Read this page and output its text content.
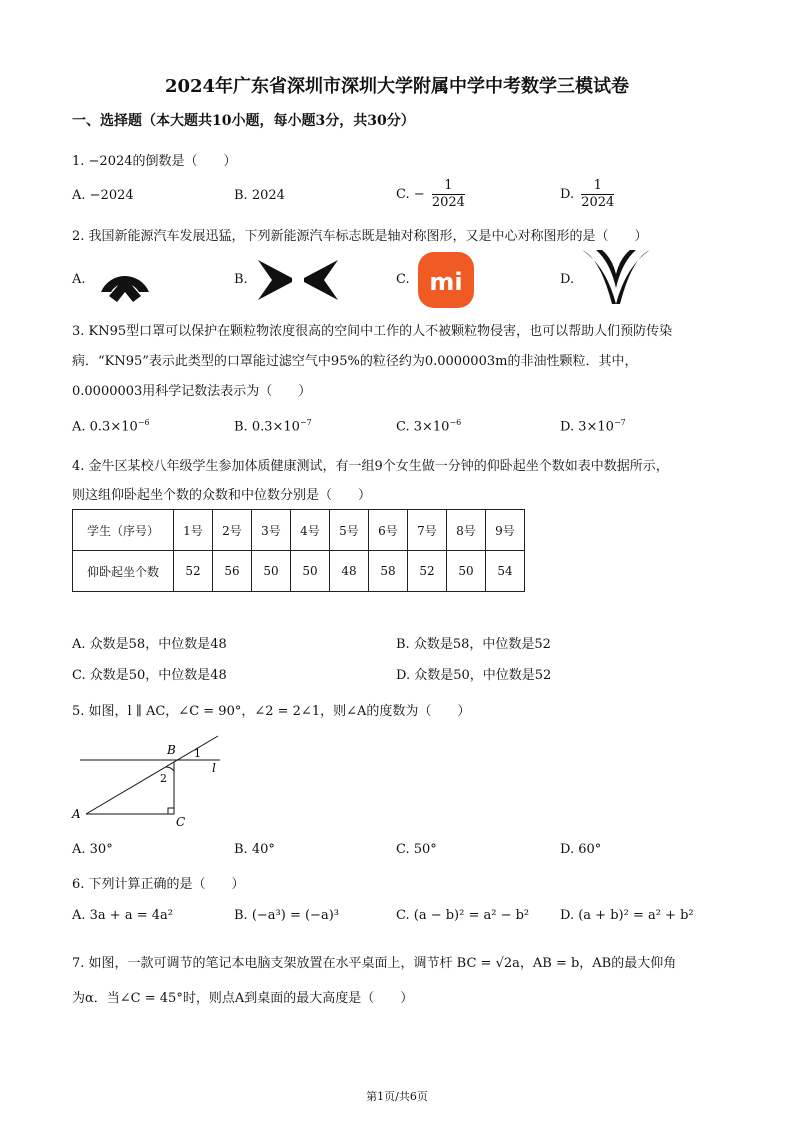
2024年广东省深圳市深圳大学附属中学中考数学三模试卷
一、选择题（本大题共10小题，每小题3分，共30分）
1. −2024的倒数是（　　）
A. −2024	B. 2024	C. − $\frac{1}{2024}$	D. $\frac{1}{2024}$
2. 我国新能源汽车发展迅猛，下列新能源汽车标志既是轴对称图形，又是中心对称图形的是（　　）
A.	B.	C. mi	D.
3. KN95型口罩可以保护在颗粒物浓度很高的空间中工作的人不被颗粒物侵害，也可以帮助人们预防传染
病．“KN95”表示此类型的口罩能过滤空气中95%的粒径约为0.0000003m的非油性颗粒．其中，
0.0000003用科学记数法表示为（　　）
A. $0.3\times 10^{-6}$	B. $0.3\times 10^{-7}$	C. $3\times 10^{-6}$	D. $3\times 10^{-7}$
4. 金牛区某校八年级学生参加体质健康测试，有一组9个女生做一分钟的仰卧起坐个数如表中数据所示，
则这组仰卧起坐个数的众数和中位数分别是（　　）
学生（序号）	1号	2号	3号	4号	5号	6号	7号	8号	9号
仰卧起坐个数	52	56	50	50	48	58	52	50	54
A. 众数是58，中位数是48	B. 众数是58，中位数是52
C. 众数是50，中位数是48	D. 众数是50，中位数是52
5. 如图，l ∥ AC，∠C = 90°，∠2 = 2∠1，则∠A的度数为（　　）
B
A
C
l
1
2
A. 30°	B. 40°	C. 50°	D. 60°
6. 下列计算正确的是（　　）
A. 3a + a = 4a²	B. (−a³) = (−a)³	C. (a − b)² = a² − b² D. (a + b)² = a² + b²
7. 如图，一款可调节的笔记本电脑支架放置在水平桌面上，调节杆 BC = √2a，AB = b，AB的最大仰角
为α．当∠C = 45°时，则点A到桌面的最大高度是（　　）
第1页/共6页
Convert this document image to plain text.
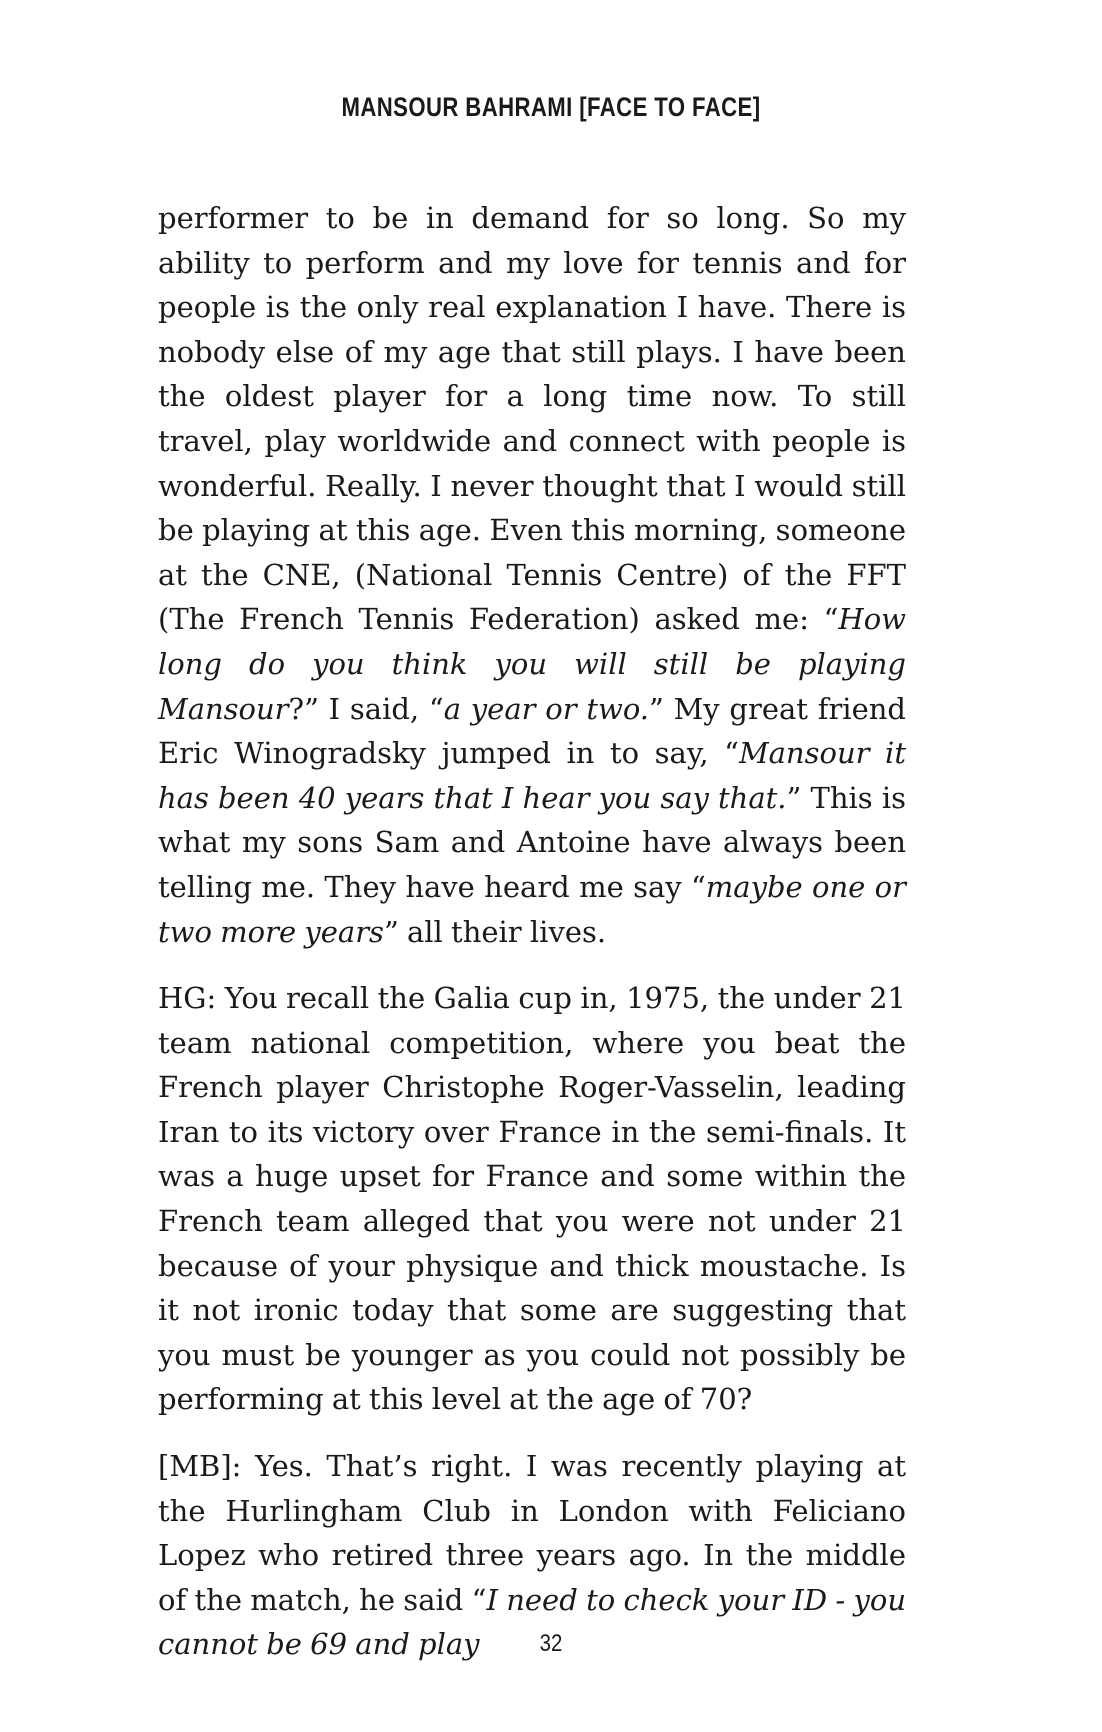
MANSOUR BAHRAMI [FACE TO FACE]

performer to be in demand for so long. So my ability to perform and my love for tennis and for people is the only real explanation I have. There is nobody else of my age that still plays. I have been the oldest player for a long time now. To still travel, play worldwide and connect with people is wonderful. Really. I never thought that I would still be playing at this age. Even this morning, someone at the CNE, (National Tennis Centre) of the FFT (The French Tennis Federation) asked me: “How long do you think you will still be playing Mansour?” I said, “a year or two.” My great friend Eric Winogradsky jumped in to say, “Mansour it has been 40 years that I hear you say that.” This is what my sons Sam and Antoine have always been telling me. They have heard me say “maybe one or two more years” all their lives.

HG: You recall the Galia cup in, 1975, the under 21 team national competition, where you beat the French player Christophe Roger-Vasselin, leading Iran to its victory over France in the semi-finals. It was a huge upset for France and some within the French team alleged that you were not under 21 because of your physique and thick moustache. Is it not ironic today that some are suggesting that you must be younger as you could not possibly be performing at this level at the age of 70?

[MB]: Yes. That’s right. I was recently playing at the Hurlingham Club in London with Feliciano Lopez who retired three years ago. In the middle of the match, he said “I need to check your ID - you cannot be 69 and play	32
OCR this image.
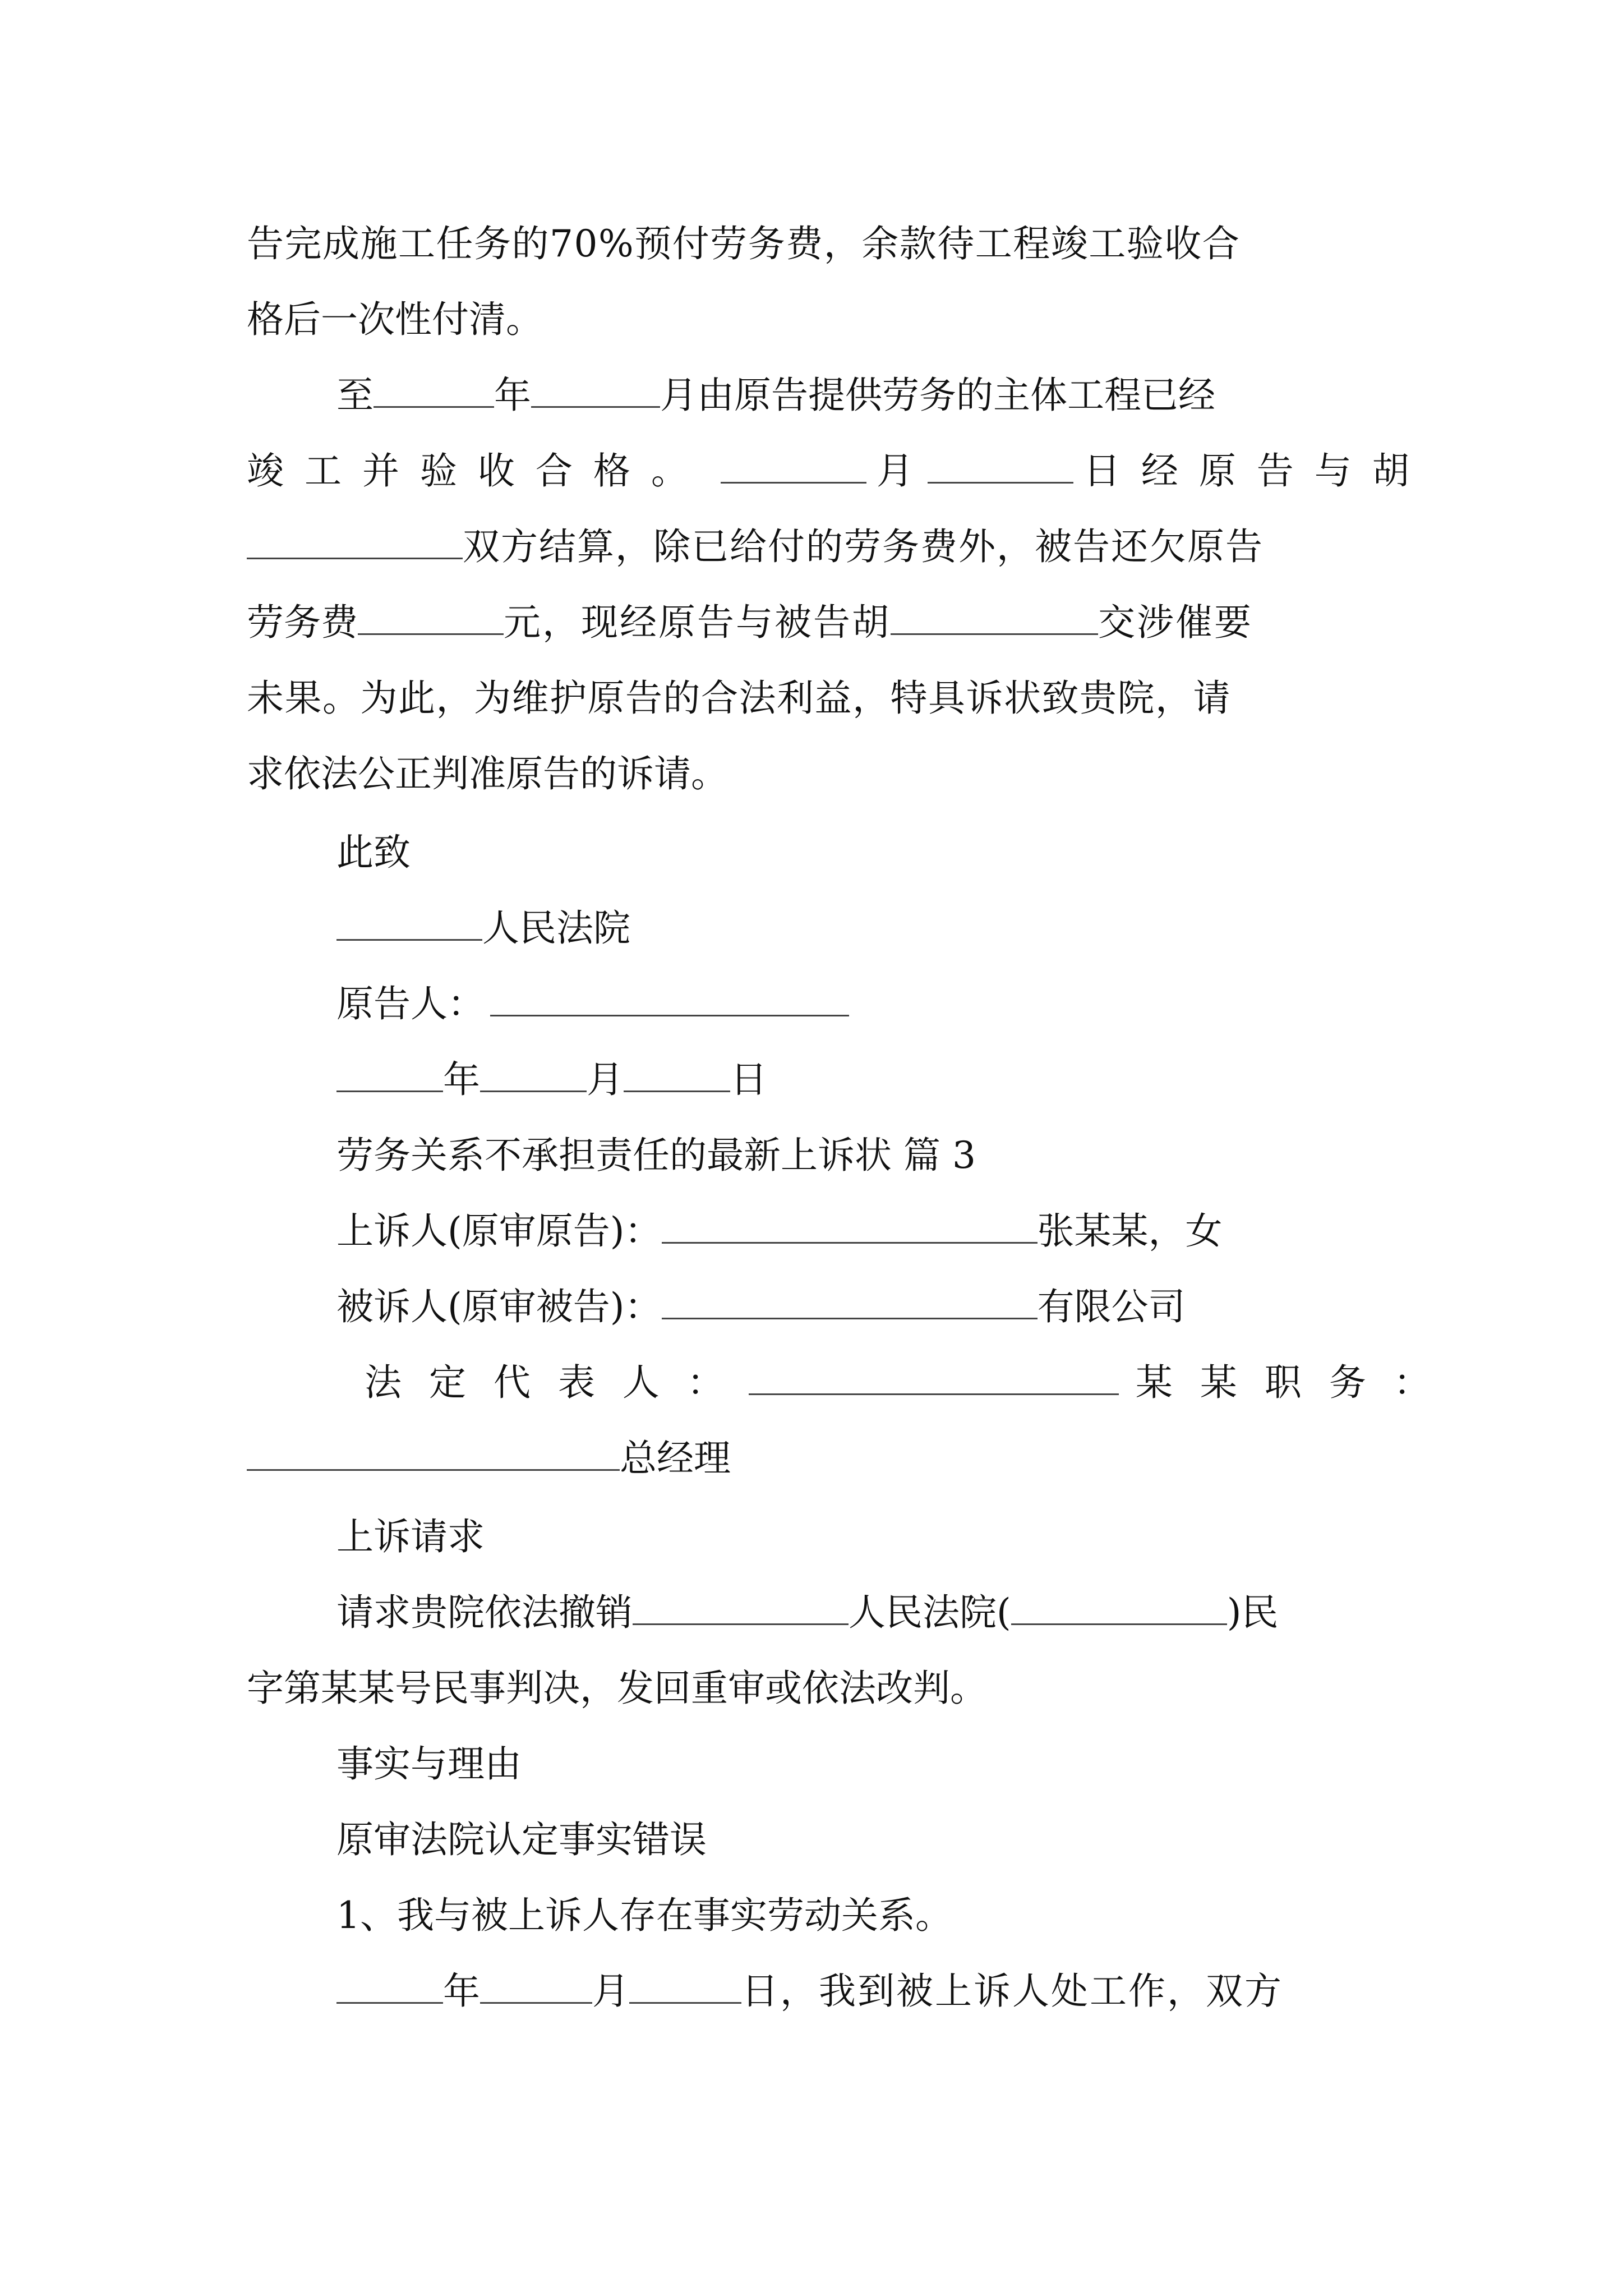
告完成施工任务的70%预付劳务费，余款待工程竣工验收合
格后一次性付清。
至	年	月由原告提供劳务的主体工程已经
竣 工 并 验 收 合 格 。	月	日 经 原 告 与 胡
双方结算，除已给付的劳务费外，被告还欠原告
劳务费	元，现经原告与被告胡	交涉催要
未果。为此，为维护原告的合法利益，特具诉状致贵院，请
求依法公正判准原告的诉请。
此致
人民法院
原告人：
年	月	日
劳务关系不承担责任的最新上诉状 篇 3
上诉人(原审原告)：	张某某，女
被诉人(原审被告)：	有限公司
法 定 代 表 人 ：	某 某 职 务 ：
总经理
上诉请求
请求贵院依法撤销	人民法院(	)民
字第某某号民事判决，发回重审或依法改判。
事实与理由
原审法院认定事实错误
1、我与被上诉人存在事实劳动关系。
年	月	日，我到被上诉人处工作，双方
------------------------------------------------------------
▶ [Task goal] Nothing in the entries above should change when they are printed again, except that the pictures are dropped.

▶ [Solution to this problem]
Read this page and output its text content.
2024年广东省深圳市深圳大学附属中学中考数学三模试卷
一、选择题（本大题共10小题，每小题3分，共30分）
1. −2024的倒数是（　　）
A. −2024	B. 2024	C. − $\frac{1}{2024}$	D. $\frac{1}{2024}$
2. 我国新能源汽车发展迅猛，下列新能源汽车标志既是轴对称图形，又是中心对称图形的是（　　）
A.	B.	C. mi	D.
3. KN95型口罩可以保护在颗粒物浓度很高的空间中工作的人不被颗粒物侵害，也可以帮助人们预防传染
病．“KN95”表示此类型的口罩能过滤空气中95%的粒径约为0.0000003m的非油性颗粒．其中，
0.0000003用科学记数法表示为（　　）
A. $0.3\times 10^{-6}$	B. $0.3\times 10^{-7}$	C. $3\times 10^{-6}$	D. $3\times 10^{-7}$
4. 金牛区某校八年级学生参加体质健康测试，有一组9个女生做一分钟的仰卧起坐个数如表中数据所示，
则这组仰卧起坐个数的众数和中位数分别是（　　）
学生（序号）	1号	2号	3号	4号	5号	6号	7号	8号	9号
仰卧起坐个数	52	56	50	50	48	58	52	50	54
A. 众数是58，中位数是48	B. 众数是58，中位数是52
C. 众数是50，中位数是48	D. 众数是50，中位数是52
5. 如图，l ∥ AC，∠C = 90°，∠2 = 2∠1，则∠A的度数为（　　）
B
A
C
l
1
2
A. 30°	B. 40°	C. 50°	D. 60°
6. 下列计算正确的是（　　）
A. 3a + a = 4a²	B. (−a³) = (−a)³	C. (a − b)² = a² − b² D. (a + b)² = a² + b²
7. 如图，一款可调节的笔记本电脑支架放置在水平桌面上，调节杆 BC = √2a，AB = b，AB的最大仰角
为α．当∠C = 45°时，则点A到桌面的最大高度是（　　）
第1页/共6页
Convert this document image to plain text.
MANSOUR BAHRAMI [FACE TO FACE]

performer to be in demand for so long. So my ability to perform and my love for tennis and for people is the only real explanation I have. There is nobody else of my age that still plays. I have been the oldest player for a long time now. To still travel, play worldwide and connect with people is wonderful. Really. I never thought that I would still be playing at this age. Even this morning, someone at the CNE, (National Tennis Centre) of the FFT (The French Tennis Federation) asked me: “How long do you think you will still be playing Mansour?” I said, “a year or two.” My great friend Eric Winogradsky jumped in to say, “Mansour it has been 40 years that I hear you say that.” This is what my sons Sam and Antoine have always been telling me. They have heard me say “maybe one or two more years” all their lives.

HG: You recall the Galia cup in, 1975, the under 21 team national competition, where you beat the French player Christophe Roger-Vasselin, leading Iran to its victory over France in the semi-finals. It was a huge upset for France and some within the French team alleged that you were not under 21 because of your physique and thick moustache. Is it not ironic today that some are suggesting that you must be younger as you could not possibly be performing at this level at the age of 70?

[MB]: Yes. That’s right. I was recently playing at the Hurlingham Club in London with Feliciano Lopez who retired three years ago. In the middle of the match, he said “I need to check your ID - you cannot be 69 and play	32
OCR this image.
告完成施工任务的70%预付劳务费，余款待工程竣工验收合
格后一次性付清。
至	年	月由原告提供劳务的主体工程已经
竣 工 并 验 收 合 格 。	月	日 经 原 告 与 胡
双方结算，除已给付的劳务费外，被告还欠原告
劳务费	元，现经原告与被告胡	交涉催要
未果。为此，为维护原告的合法利益，特具诉状致贵院，请
求依法公正判准原告的诉请。
此致
人民法院
原告人：
年	月	日
劳务关系不承担责任的最新上诉状 篇 3
上诉人(原审原告)：	张某某，女
被诉人(原审被告)：	有限公司
法 定 代 表 人 ：	某 某 职 务 ：
总经理
上诉请求
请求贵院依法撤销	人民法院(	)民
字第某某号民事判决，发回重审或依法改判。
事实与理由
原审法院认定事实错误
1、我与被上诉人存在事实劳动关系。
年	月	日，我到被上诉人处工作，双方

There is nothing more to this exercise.